STATED EXERCISE - Report every line from the material that contains the word "entre".

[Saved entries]
-------------------------

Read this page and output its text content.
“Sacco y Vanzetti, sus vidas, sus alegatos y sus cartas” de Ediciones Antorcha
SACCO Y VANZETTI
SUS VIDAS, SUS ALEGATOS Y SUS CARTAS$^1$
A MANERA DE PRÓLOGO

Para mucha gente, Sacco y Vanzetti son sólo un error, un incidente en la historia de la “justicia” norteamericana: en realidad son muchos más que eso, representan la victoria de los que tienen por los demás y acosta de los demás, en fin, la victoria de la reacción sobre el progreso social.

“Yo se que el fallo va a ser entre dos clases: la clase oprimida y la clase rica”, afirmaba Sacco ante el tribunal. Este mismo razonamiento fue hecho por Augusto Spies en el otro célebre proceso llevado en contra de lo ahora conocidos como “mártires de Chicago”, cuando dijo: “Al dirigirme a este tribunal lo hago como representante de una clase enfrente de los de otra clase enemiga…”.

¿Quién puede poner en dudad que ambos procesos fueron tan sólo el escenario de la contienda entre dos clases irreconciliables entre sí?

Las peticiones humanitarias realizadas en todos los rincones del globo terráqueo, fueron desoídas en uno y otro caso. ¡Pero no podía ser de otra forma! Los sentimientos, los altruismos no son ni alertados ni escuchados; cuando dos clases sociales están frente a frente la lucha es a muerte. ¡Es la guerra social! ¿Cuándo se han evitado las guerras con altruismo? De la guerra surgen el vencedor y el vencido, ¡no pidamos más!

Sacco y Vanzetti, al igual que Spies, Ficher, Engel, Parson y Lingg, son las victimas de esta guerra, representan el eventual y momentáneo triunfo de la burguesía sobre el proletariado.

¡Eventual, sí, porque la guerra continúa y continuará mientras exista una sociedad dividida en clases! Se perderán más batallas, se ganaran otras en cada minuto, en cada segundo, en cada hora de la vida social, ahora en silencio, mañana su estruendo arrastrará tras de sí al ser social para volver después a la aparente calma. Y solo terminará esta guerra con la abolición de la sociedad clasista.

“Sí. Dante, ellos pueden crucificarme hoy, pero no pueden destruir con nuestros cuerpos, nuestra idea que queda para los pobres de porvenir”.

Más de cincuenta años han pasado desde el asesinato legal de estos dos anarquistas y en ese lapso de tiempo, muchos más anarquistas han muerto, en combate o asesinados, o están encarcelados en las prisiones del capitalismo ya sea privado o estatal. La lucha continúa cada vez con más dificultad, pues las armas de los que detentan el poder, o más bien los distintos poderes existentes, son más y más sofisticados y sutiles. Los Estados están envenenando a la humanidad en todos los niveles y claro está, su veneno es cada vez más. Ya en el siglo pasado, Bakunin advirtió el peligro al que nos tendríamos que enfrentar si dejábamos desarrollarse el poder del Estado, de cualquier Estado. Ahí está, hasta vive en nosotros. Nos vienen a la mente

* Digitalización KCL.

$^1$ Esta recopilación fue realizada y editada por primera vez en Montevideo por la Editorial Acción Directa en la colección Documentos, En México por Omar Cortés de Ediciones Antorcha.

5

-------------------------

RESULT FOR THIS EXERCISE -
“Yo se que el fallo va a ser entre dos clases: la clase oprimida y la clase rica”, afirmaba Sacco ante el tribunal. Este mismo razonamiento fue hecho por Augusto Spies en el otro célebre proceso llevado en contra de lo ahora conocidos como “mártires de Chicago”, cuando dijo: “Al dirigirme a este tribunal lo hago como representante de una clase enfrente de los de otra clase enemiga…”.
¿Quién puede poner en dudad que ambos procesos fueron tan sólo el escenario de la contienda entre dos clases irreconciliables entre sí?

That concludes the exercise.